Reproduce everything from the start of the records down to the line containing "candle-body <box>17 397 21 409</box>", both included, without any changes.

## Start

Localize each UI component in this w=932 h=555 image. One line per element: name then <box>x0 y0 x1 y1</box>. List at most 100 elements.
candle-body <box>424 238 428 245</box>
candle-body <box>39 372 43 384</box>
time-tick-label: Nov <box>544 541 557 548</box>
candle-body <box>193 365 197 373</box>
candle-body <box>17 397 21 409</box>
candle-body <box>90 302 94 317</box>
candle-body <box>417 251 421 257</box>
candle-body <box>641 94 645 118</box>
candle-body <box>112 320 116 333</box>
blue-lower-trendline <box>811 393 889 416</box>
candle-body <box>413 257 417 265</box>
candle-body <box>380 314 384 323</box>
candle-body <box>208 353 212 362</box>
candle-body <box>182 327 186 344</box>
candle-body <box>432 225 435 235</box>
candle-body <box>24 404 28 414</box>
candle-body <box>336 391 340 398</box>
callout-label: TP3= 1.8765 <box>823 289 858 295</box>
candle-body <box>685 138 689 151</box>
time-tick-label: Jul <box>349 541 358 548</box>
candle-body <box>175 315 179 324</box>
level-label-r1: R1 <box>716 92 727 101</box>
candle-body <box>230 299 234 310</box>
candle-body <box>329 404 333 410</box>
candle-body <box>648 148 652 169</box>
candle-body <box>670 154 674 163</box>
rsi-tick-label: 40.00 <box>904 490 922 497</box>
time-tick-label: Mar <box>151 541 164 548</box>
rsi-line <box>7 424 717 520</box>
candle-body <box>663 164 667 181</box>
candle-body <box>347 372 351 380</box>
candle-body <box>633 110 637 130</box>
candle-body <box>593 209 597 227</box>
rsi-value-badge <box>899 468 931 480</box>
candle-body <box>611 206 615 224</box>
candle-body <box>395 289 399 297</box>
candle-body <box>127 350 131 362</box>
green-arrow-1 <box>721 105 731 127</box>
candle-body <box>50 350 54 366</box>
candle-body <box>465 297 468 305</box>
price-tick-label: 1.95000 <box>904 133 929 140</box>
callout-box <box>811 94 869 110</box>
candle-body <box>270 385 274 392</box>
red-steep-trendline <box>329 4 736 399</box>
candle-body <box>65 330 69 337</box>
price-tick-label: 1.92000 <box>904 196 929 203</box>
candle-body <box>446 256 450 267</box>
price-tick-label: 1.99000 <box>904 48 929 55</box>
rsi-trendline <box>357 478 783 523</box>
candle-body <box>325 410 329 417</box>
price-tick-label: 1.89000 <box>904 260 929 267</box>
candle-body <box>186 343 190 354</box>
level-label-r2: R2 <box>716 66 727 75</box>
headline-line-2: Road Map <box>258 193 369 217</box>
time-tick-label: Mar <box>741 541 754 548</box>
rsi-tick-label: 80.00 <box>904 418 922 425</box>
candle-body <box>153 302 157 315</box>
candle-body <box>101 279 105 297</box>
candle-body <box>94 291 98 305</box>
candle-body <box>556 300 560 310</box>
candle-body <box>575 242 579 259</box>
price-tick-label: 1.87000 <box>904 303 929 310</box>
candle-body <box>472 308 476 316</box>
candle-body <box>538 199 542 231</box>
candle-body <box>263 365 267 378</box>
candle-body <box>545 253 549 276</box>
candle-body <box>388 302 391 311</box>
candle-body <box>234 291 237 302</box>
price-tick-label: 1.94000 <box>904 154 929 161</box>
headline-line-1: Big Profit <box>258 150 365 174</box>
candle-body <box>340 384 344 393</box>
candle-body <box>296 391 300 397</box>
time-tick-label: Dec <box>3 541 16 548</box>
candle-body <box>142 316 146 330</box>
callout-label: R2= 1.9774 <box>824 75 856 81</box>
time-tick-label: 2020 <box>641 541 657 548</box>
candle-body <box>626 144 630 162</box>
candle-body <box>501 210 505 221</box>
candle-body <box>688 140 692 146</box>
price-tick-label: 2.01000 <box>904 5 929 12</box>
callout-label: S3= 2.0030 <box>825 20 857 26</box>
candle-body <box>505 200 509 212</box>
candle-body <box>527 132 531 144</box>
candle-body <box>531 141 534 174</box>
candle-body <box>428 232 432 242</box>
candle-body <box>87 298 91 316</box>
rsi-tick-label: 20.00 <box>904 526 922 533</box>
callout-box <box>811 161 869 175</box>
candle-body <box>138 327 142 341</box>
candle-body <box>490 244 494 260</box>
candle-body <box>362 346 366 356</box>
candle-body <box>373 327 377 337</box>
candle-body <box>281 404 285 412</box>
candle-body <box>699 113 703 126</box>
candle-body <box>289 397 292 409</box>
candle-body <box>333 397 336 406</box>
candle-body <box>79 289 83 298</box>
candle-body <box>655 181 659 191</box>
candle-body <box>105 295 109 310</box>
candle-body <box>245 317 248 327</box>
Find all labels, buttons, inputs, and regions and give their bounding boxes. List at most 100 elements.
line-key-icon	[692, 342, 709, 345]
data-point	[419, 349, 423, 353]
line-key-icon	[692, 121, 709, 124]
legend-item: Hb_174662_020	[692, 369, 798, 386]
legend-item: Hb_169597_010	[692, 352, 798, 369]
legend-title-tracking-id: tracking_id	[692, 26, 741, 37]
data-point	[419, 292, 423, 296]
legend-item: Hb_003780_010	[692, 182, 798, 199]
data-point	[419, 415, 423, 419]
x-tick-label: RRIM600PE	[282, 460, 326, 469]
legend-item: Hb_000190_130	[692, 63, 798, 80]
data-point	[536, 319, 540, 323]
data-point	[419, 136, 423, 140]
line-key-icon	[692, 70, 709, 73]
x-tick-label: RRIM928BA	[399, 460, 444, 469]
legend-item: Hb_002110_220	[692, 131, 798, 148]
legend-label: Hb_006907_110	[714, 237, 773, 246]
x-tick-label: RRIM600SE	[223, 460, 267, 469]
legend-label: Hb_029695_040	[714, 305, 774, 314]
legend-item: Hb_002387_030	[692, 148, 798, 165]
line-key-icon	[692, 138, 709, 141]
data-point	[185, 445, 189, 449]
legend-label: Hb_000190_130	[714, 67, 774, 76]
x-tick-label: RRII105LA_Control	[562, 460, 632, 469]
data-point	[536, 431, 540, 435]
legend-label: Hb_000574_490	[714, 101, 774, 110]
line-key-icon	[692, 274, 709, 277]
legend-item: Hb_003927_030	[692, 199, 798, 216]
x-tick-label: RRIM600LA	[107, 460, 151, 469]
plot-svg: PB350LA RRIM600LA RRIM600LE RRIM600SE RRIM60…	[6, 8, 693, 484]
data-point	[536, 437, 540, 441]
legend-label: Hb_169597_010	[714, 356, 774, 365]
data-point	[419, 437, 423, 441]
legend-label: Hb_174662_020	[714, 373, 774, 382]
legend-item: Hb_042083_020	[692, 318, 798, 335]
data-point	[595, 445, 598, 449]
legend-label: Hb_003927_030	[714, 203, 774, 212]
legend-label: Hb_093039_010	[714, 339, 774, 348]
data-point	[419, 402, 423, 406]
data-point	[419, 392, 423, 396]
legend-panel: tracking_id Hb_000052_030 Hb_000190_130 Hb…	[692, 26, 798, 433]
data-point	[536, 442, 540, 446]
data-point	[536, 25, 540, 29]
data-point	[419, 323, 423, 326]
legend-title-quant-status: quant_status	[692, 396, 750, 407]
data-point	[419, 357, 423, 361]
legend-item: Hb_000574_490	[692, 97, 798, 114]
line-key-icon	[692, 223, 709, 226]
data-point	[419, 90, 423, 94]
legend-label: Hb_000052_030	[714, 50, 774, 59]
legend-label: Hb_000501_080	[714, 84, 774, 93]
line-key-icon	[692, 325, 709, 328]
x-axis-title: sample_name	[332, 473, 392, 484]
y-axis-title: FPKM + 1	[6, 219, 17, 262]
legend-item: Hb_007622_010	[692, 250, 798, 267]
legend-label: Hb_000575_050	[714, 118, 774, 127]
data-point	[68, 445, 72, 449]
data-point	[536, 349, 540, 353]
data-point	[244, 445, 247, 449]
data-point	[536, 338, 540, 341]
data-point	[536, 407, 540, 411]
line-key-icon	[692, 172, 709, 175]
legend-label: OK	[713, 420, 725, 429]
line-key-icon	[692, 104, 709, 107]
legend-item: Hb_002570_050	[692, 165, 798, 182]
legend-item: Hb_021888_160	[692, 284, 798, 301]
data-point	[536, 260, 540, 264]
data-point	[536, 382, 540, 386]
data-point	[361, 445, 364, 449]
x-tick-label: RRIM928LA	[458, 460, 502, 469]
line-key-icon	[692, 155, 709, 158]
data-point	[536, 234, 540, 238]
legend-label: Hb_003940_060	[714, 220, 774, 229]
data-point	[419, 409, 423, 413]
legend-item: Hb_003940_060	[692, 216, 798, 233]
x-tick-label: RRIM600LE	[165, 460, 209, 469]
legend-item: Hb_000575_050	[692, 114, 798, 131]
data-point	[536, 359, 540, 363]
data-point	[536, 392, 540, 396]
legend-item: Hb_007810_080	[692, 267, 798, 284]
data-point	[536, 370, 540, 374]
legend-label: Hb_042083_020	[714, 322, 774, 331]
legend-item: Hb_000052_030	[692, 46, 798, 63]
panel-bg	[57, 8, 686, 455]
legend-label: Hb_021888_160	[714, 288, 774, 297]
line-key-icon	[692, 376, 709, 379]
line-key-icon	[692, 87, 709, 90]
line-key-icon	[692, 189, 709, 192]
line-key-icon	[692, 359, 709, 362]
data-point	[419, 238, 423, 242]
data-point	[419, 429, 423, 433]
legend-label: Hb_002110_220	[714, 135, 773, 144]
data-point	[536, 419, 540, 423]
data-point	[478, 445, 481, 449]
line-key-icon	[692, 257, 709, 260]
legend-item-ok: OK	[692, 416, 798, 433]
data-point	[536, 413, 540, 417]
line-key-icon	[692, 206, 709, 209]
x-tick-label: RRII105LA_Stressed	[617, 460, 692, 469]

## End

→ Solution below:
Localize each UI component in this w=932 h=555 image. One line per element: name then <box>x0 y0 x1 y1</box>. List at most 100 elements.
candle-body <box>424 238 428 245</box>
candle-body <box>39 372 43 384</box>
time-tick-label: Nov <box>544 541 557 548</box>
candle-body <box>193 365 197 373</box>
candle-body <box>17 397 21 409</box>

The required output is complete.